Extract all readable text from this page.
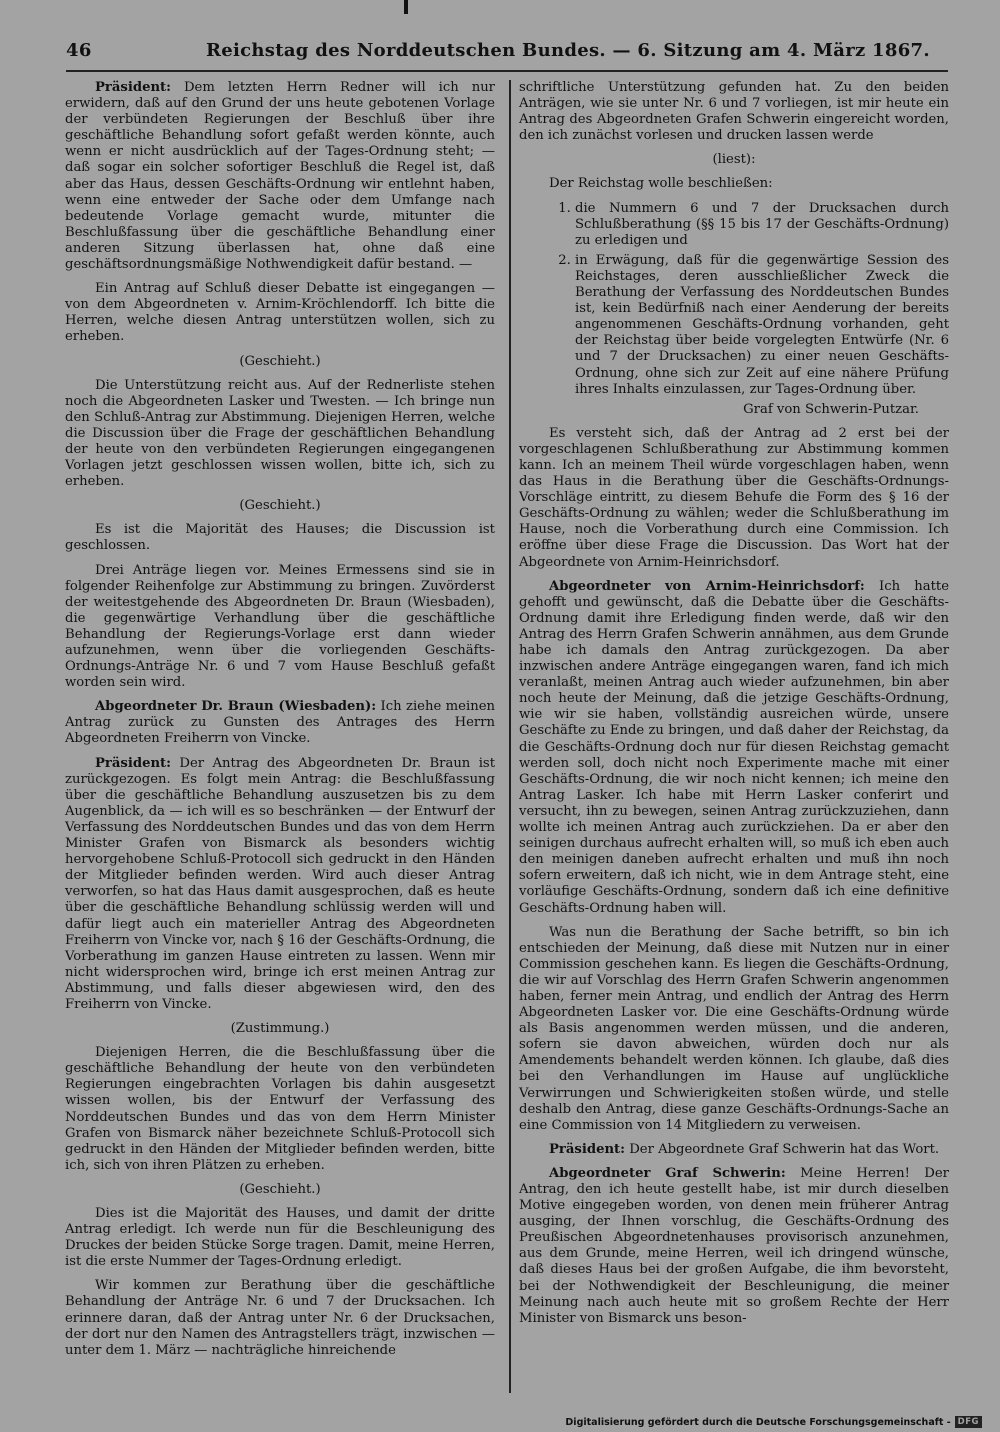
46	Reichstag des Norddeutschen Bundes. — 6. Sitzung am 4. März 1867.

Präsident: Dem letzten Herrn Redner will ich nur erwidern, daß auf den Grund der uns heute gebotenen Vorlage der verbündeten Regierungen der Beschluß über ihre geschäftliche Behandlung sofort gefaßt werden könnte, auch wenn er nicht ausdrücklich auf der Tages-Ordnung steht; — daß sogar ein solcher sofortiger Beschluß die Regel ist, daß aber das Haus, dessen Geschäfts-Ordnung wir entlehnt haben, wenn eine entweder der Sache oder dem Umfange nach bedeutende Vorlage gemacht wurde, mitunter die Beschlußfassung über die geschäftliche Behandlung einer anderen Sitzung überlassen hat, ohne daß eine geschäftsordnungsmäßige Nothwendigkeit dafür bestand. —

Ein Antrag auf Schluß dieser Debatte ist eingegangen — von dem Abgeordneten v. Arnim-Kröchlendorff. Ich bitte die Herren, welche diesen Antrag unterstützen wollen, sich zu erheben.

(Geschieht.)

Die Unterstützung reicht aus. Auf der Rednerliste stehen noch die Abgeordneten Lasker und Twesten. — Ich bringe nun den Schluß-Antrag zur Abstimmung. Diejenigen Herren, welche die Discussion über die Frage der geschäftlichen Behandlung der heute von den verbündeten Regierungen eingegangenen Vorlagen jetzt geschlossen wissen wollen, bitte ich, sich zu erheben.

(Geschieht.)

Es ist die Majorität des Hauses; die Discussion ist geschlossen.

Drei Anträge liegen vor. Meines Ermessens sind sie in folgender Reihenfolge zur Abstimmung zu bringen. Zuvörderst der weitestgehende des Abgeordneten Dr. Braun (Wiesbaden), die gegenwärtige Verhandlung über die geschäftliche Behandlung der Regierungs-Vorlage erst dann wieder aufzunehmen, wenn über die vorliegenden Geschäfts-Ordnungs-Anträge Nr. 6 und 7 vom Hause Beschluß gefaßt worden sein wird.

Abgeordneter Dr. Braun (Wiesbaden): Ich ziehe meinen Antrag zurück zu Gunsten des Antrages des Herrn Abgeordneten Freiherrn von Vincke.

Präsident: Der Antrag des Abgeordneten Dr. Braun ist zurückgezogen. Es folgt mein Antrag: die Beschlußfassung über die geschäftliche Behandlung auszusetzen bis zu dem Augenblick, da — ich will es so beschränken — der Entwurf der Verfassung des Norddeutschen Bundes und das von dem Herrn Minister Grafen von Bismarck als besonders wichtig hervorgehobene Schluß-Protocoll sich gedruckt in den Händen der Mitglieder befinden werden. Wird auch dieser Antrag verworfen, so hat das Haus damit ausgesprochen, daß es heute über die geschäftliche Behandlung schlüssig werden will und dafür liegt auch ein materieller Antrag des Abgeordneten Freiherrn von Vincke vor, nach § 16 der Geschäfts-Ordnung, die Vorberathung im ganzen Hause eintreten zu lassen. Wenn mir nicht widersprochen wird, bringe ich erst meinen Antrag zur Abstimmung, und falls dieser abgewiesen wird, den des Freiherrn von Vincke.

(Zustimmung.)

Diejenigen Herren, die die Beschlußfassung über die geschäftliche Behandlung der heute von den verbündeten Regierungen eingebrachten Vorlagen bis dahin ausgesetzt wissen wollen, bis der Entwurf der Verfassung des Norddeutschen Bundes und das von dem Herrn Minister Grafen von Bismarck näher bezeichnete Schluß-Protocoll sich gedruckt in den Händen der Mitglieder befinden werden, bitte ich, sich von ihren Plätzen zu erheben.

(Geschieht.)

Dies ist die Majorität des Hauses, und damit der dritte Antrag erledigt. Ich werde nun für die Beschleunigung des Druckes der beiden Stücke Sorge tragen. Damit, meine Herren, ist die erste Nummer der Tages-Ordnung erledigt.

Wir kommen zur Berathung über die geschäftliche Behandlung der Anträge Nr. 6 und 7 der Drucksachen. Ich erinnere daran, daß der Antrag unter Nr. 6 der Drucksachen, der dort nur den Namen des Antragstellers trägt, inzwischen — unter dem 1. März — nachträgliche hinreichende

schriftliche Unterstützung gefunden hat. Zu den beiden Anträgen, wie sie unter Nr. 6 und 7 vorliegen, ist mir heute ein Antrag des Abgeordneten Grafen Schwerin eingereicht worden, den ich zunächst vorlesen und drucken lassen werde

(liest):

Der Reichstag wolle beschließen:

1. die Nummern 6 und 7 der Drucksachen durch Schlußberathung (§§ 15 bis 17 der Geschäfts-Ordnung) zu erledigen und
2. in Erwägung, daß für die gegenwärtige Session des Reichstages, deren ausschließlicher Zweck die Berathung der Verfassung des Norddeutschen Bundes ist, kein Bedürfniß nach einer Aenderung der bereits angenommenen Geschäfts-Ordnung vorhanden, geht der Reichstag über beide vorgelegten Entwürfe (Nr. 6 und 7 der Drucksachen) zu einer neuen Geschäfts-Ordnung, ohne sich zur Zeit auf eine nähere Prüfung ihres Inhalts einzulassen, zur Tages-Ordnung über.

Graf von Schwerin-Putzar.

Es versteht sich, daß der Antrag ad 2 erst bei der vorgeschlagenen Schlußberathung zur Abstimmung kommen kann. Ich an meinem Theil würde vorgeschlagen haben, wenn das Haus in die Berathung über die Geschäfts-Ordnungs-Vorschläge eintritt, zu diesem Behufe die Form des § 16 der Geschäfts-Ordnung zu wählen; weder die Schlußberathung im Hause, noch die Vorberathung durch eine Commission. Ich eröffne über diese Frage die Discussion. Das Wort hat der Abgeordnete von Arnim-Heinrichsdorf.

Abgeordneter von Arnim-Heinrichsdorf: Ich hatte gehofft und gewünscht, daß die Debatte über die Geschäfts-Ordnung damit ihre Erledigung finden werde, daß wir den Antrag des Herrn Grafen Schwerin annähmen, aus dem Grunde habe ich damals den Antrag zurückgezogen. Da aber inzwischen andere Anträge eingegangen waren, fand ich mich veranlaßt, meinen Antrag auch wieder aufzunehmen, bin aber noch heute der Meinung, daß die jetzige Geschäfts-Ordnung, wie wir sie haben, vollständig ausreichen würde, unsere Geschäfte zu Ende zu bringen, und daß daher der Reichstag, da die Geschäfts-Ordnung doch nur für diesen Reichstag gemacht werden soll, doch nicht noch Experimente mache mit einer Geschäfts-Ordnung, die wir noch nicht kennen; ich meine den Antrag Lasker. Ich habe mit Herrn Lasker conferirt und versucht, ihn zu bewegen, seinen Antrag zurückzuziehen, dann wollte ich meinen Antrag auch zurückziehen. Da er aber den seinigen durchaus aufrecht erhalten will, so muß ich eben auch den meinigen daneben aufrecht erhalten und muß ihn noch sofern erweitern, daß ich nicht, wie in dem Antrage steht, eine vorläufige Geschäfts-Ordnung, sondern daß ich eine definitive Geschäfts-Ordnung haben will.

Was nun die Berathung der Sache betrifft, so bin ich entschieden der Meinung, daß diese mit Nutzen nur in einer Commission geschehen kann. Es liegen die Geschäfts-Ordnung, die wir auf Vorschlag des Herrn Grafen Schwerin angenommen haben, ferner mein Antrag, und endlich der Antrag des Herrn Abgeordneten Lasker vor. Die eine Geschäfts-Ordnung würde als Basis angenommen werden müssen, und die anderen, sofern sie davon abweichen, würden doch nur als Amendements behandelt werden können. Ich glaube, daß dies bei den Verhandlungen im Hause auf unglückliche Verwirrungen und Schwierigkeiten stoßen würde, und stelle deshalb den Antrag, diese ganze Geschäfts-Ordnungs-Sache an eine Commission von 14 Mitgliedern zu verweisen.

Präsident: Der Abgeordnete Graf Schwerin hat das Wort.

Abgeordneter Graf Schwerin: Meine Herren! Der Antrag, den ich heute gestellt habe, ist mir durch dieselben Motive eingegeben worden, von denen mein früherer Antrag ausging, der Ihnen vorschlug, die Geschäfts-Ordnung des Preußischen Abgeordnetenhauses provisorisch anzunehmen, aus dem Grunde, meine Herren, weil ich dringend wünsche, daß dieses Haus bei der großen Aufgabe, die ihm bevorsteht, bei der Nothwendigkeit der Beschleunigung, die meiner Meinung nach auch heute mit so großem Rechte der Herr Minister von Bismarck uns beson-

Digitalisierung gefördert durch die Deutsche Forschungsgemeinschaft - DFG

▬▬▬▬▬▬▬▬▬▬

● **Aim of the task**:
Across the material above, how many lines contain the string "März"? The reply should be that number alone.

● **Output of the task**:
2